### Required work:
Exclude any images and output the remaining records exactly.

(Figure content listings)
- - - - - - -

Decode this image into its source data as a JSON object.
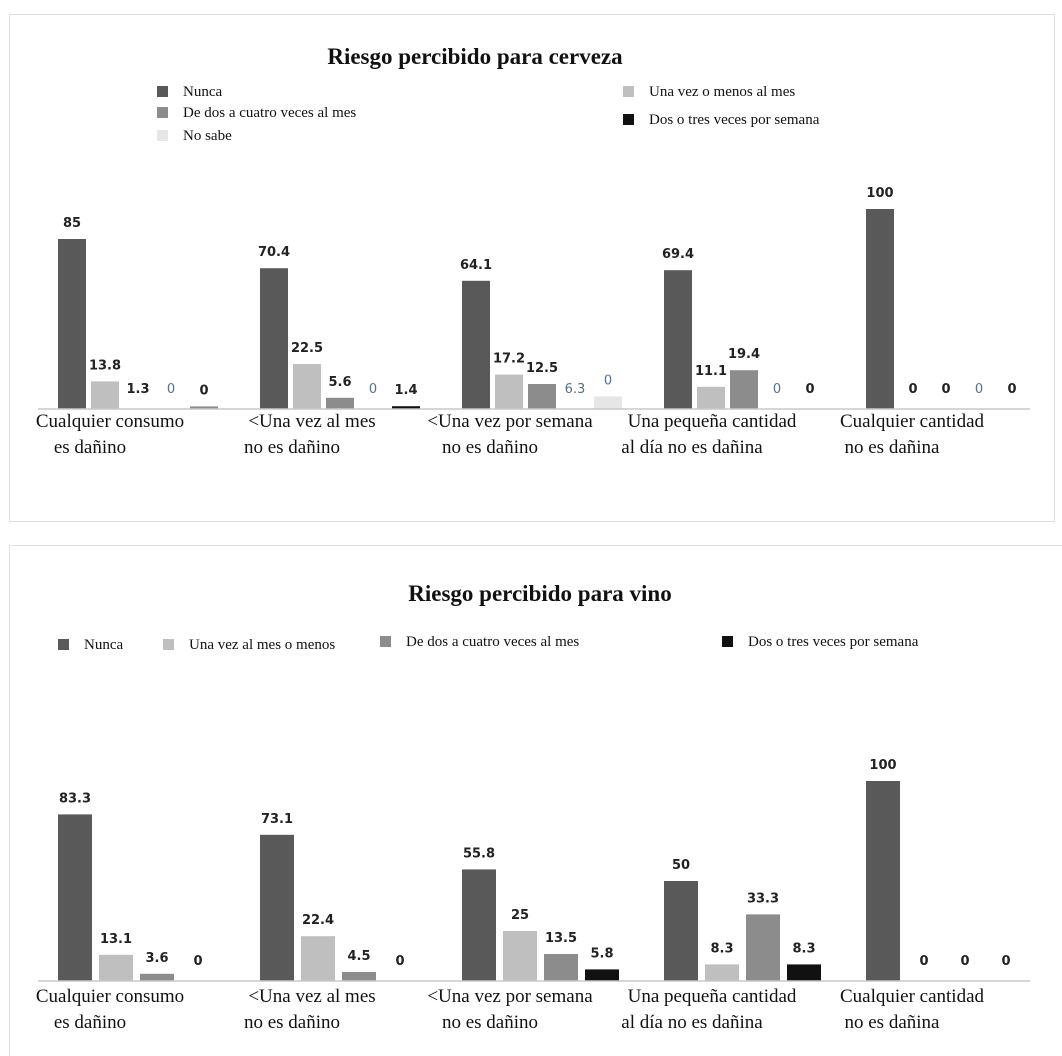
{
  "chart_data": [
    {
      "type": "bar",
      "title": "Riesgo percibido para cerveza",
      "categories": [
        [
          "Cualquier consumo",
          "es dañino"
        ],
        [
          "<Una vez al mes",
          "no es dañino"
        ],
        [
          "<Una vez por semana",
          "no es dañino"
        ],
        [
          "Una pequeña cantidad",
          "al día no es dañina"
        ],
        [
          "Cualquier cantidad",
          "no es dañina"
        ]
      ],
      "series": [
        {
          "name": "Nunca",
          "color": "#595959",
          "values": [
            85,
            70.4,
            64.1,
            69.4,
            100
          ]
        },
        {
          "name": "Una vez o menos al mes",
          "color": "#bfbfbf",
          "values": [
            13.8,
            22.5,
            17.2,
            11.1,
            0
          ]
        },
        {
          "name": "De dos a cuatro veces al mes",
          "color": "#8c8c8c",
          "values": [
            1.3,
            5.6,
            12.5,
            19.4,
            0
          ]
        },
        {
          "name": "No sabe",
          "color": "#e6e6e6",
          "values": [
            0,
            0,
            6.3,
            0,
            0
          ]
        },
        {
          "name": "Dos o tres veces por semana",
          "color": "#111111",
          "values": [
            0,
            1.4,
            0,
            0,
            0
          ]
        }
      ],
      "bar_series_map": [
        [
          0,
          1,
          4,
          3,
          2
        ],
        [
          0,
          1,
          2,
          3,
          4
        ],
        [
          0,
          1,
          2,
          4,
          3
        ],
        [
          0,
          1,
          2,
          3,
          4
        ],
        [
          0,
          1,
          2,
          3,
          4
        ]
      ],
      "label_texts": [
        [
          "85",
          "13.8",
          "1.3",
          "0",
          "0"
        ],
        [
          "70.4",
          "22.5",
          "5.6",
          "0",
          "1.4"
        ],
        [
          "64.1",
          "17.2",
          "12.5",
          "6.3",
          "0"
        ],
        [
          "69.4",
          "11.1",
          "19.4",
          "0",
          "0"
        ],
        [
          "100",
          "0",
          "0",
          "0",
          "0"
        ]
      ],
      "ylim": [
        0,
        100
      ]
    },
    {
      "type": "bar",
      "title": "Riesgo percibido para vino",
      "categories": [
        [
          "Cualquier consumo",
          "es dañino"
        ],
        [
          "<Una vez al mes",
          "no es dañino"
        ],
        [
          "<Una vez por semana",
          "no es dañino"
        ],
        [
          "Una pequeña cantidad",
          "al día no es dañina"
        ],
        [
          "Cualquier cantidad",
          "no es dañina"
        ]
      ],
      "series": [
        {
          "name": "Nunca",
          "color": "#595959",
          "values": [
            83.3,
            73.1,
            55.8,
            50,
            100
          ]
        },
        {
          "name": "Una vez al mes o menos",
          "color": "#bfbfbf",
          "values": [
            13.1,
            22.4,
            25,
            8.3,
            0
          ]
        },
        {
          "name": "De dos a cuatro veces al mes",
          "color": "#8c8c8c",
          "values": [
            3.6,
            4.5,
            13.5,
            33.3,
            0
          ]
        },
        {
          "name": "Dos o tres veces por semana",
          "color": "#111111",
          "values": [
            0,
            0,
            5.8,
            8.3,
            0
          ]
        }
      ],
      "label_texts": [
        [
          "83.3",
          "13.1",
          "3.6",
          "0"
        ],
        [
          "73.1",
          "22.4",
          "4.5",
          "0"
        ],
        [
          "55.8",
          "25",
          "13.5",
          "5.8"
        ],
        [
          "50",
          "8.3",
          "33.3",
          "8.3"
        ],
        [
          "100",
          "0",
          "0",
          "0"
        ]
      ],
      "ylim": [
        0,
        100
      ]
    }
  ]
}
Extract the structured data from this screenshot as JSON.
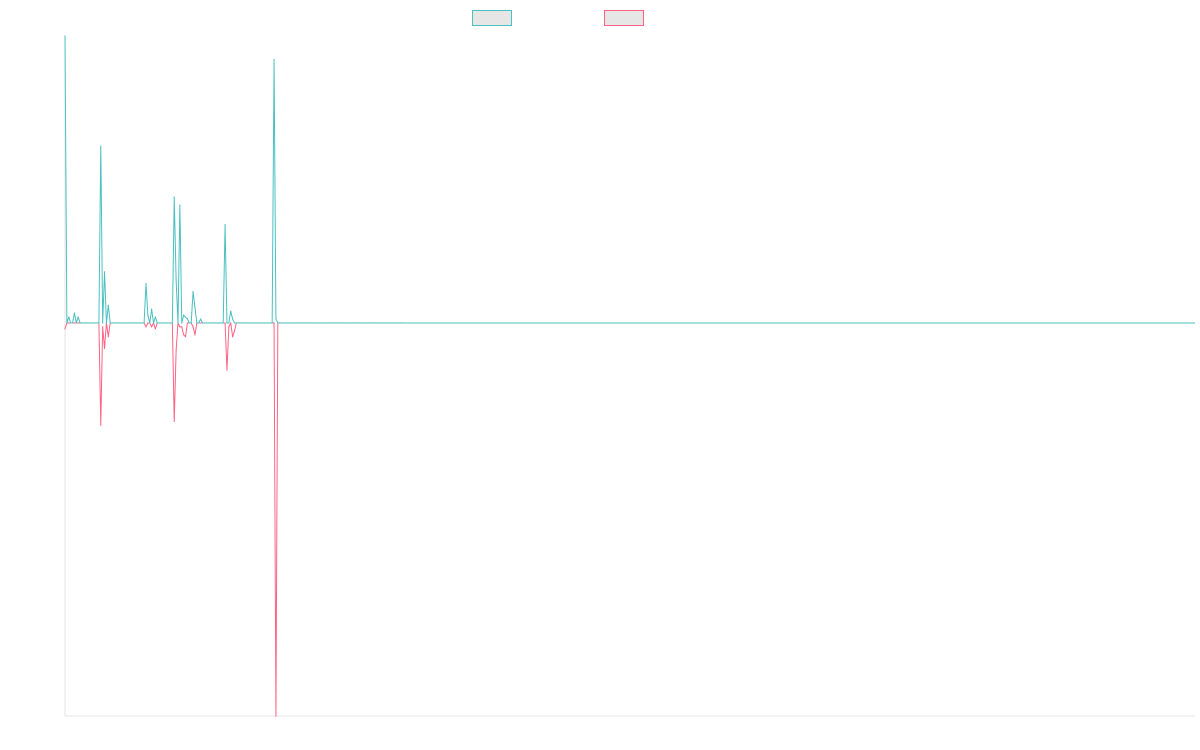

- - - - - - -

### Response for this exercise:
Decode this image into its source data as a JSON object.
{
  "chart_data": [
    {
      "type": "bar",
      "title": "Riesgo percibido para cerveza",
      "categories": [
        [
          "Cualquier consumo",
          "es dañino"
        ],
        [
          "<Una vez al mes",
          "no es dañino"
        ],
        [
          "<Una vez por semana",
          "no es dañino"
        ],
        [
          "Una pequeña cantidad",
          "al día no es dañina"
        ],
        [
          "Cualquier cantidad",
          "no es dañina"
        ]
      ],
      "series": [
        {
          "name": "Nunca",
          "color": "#595959",
          "values": [
            85,
            70.4,
            64.1,
            69.4,
            100
          ]
        },
        {
          "name": "Una vez o menos al mes",
          "color": "#bfbfbf",
          "values": [
            13.8,
            22.5,
            17.2,
            11.1,
            0
          ]
        },
        {
          "name": "De dos a cuatro veces al mes",
          "color": "#8c8c8c",
          "values": [
            1.3,
            5.6,
            12.5,
            19.4,
            0
          ]
        },
        {
          "name": "No sabe",
          "color": "#e6e6e6",
          "values": [
            0,
            0,
            6.3,
            0,
            0
          ]
        },
        {
          "name": "Dos o tres veces por semana",
          "color": "#111111",
          "values": [
            0,
            1.4,
            0,
            0,
            0
          ]
        }
      ],
      "bar_series_map": [
        [
          0,
          1,
          4,
          3,
          2
        ],
        [
          0,
          1,
          2,
          3,
          4
        ],
        [
          0,
          1,
          2,
          4,
          3
        ],
        [
          0,
          1,
          2,
          3,
          4
        ],
        [
          0,
          1,
          2,
          3,
          4
        ]
      ],
      "label_texts": [
        [
          "85",
          "13.8",
          "1.3",
          "0",
          "0"
        ],
        [
          "70.4",
          "22.5",
          "5.6",
          "0",
          "1.4"
        ],
        [
          "64.1",
          "17.2",
          "12.5",
          "6.3",
          "0"
        ],
        [
          "69.4",
          "11.1",
          "19.4",
          "0",
          "0"
        ],
        [
          "100",
          "0",
          "0",
          "0",
          "0"
        ]
      ],
      "ylim": [
        0,
        100
      ]
    },
    {
      "type": "bar",
      "title": "Riesgo percibido para vino",
      "categories": [
        [
          "Cualquier consumo",
          "es dañino"
        ],
        [
          "<Una vez al mes",
          "no es dañino"
        ],
        [
          "<Una vez por semana",
          "no es dañino"
        ],
        [
          "Una pequeña cantidad",
          "al día no es dañina"
        ],
        [
          "Cualquier cantidad",
          "no es dañina"
        ]
      ],
      "series": [
        {
          "name": "Nunca",
          "color": "#595959",
          "values": [
            83.3,
            73.1,
            55.8,
            50,
            100
          ]
        },
        {
          "name": "Una vez al mes o menos",
          "color": "#bfbfbf",
          "values": [
            13.1,
            22.4,
            25,
            8.3,
            0
          ]
        },
        {
          "name": "De dos a cuatro veces al mes",
          "color": "#8c8c8c",
          "values": [
            3.6,
            4.5,
            13.5,
            33.3,
            0
          ]
        },
        {
          "name": "Dos o tres veces por semana",
          "color": "#111111",
          "values": [
            0,
            0,
            5.8,
            8.3,
            0
          ]
        }
      ],
      "label_texts": [
        [
          "83.3",
          "13.1",
          "3.6",
          "0"
        ],
        [
          "73.1",
          "22.4",
          "4.5",
          "0"
        ],
        [
          "55.8",
          "25",
          "13.5",
          "5.8"
        ],
        [
          "50",
          "8.3",
          "33.3",
          "8.3"
        ],
        [
          "100",
          "0",
          "0",
          "0"
        ]
      ],
      "ylim": [
        0,
        100
      ]
    }
  ]
}
Extract the structured data from this screenshot as JSON.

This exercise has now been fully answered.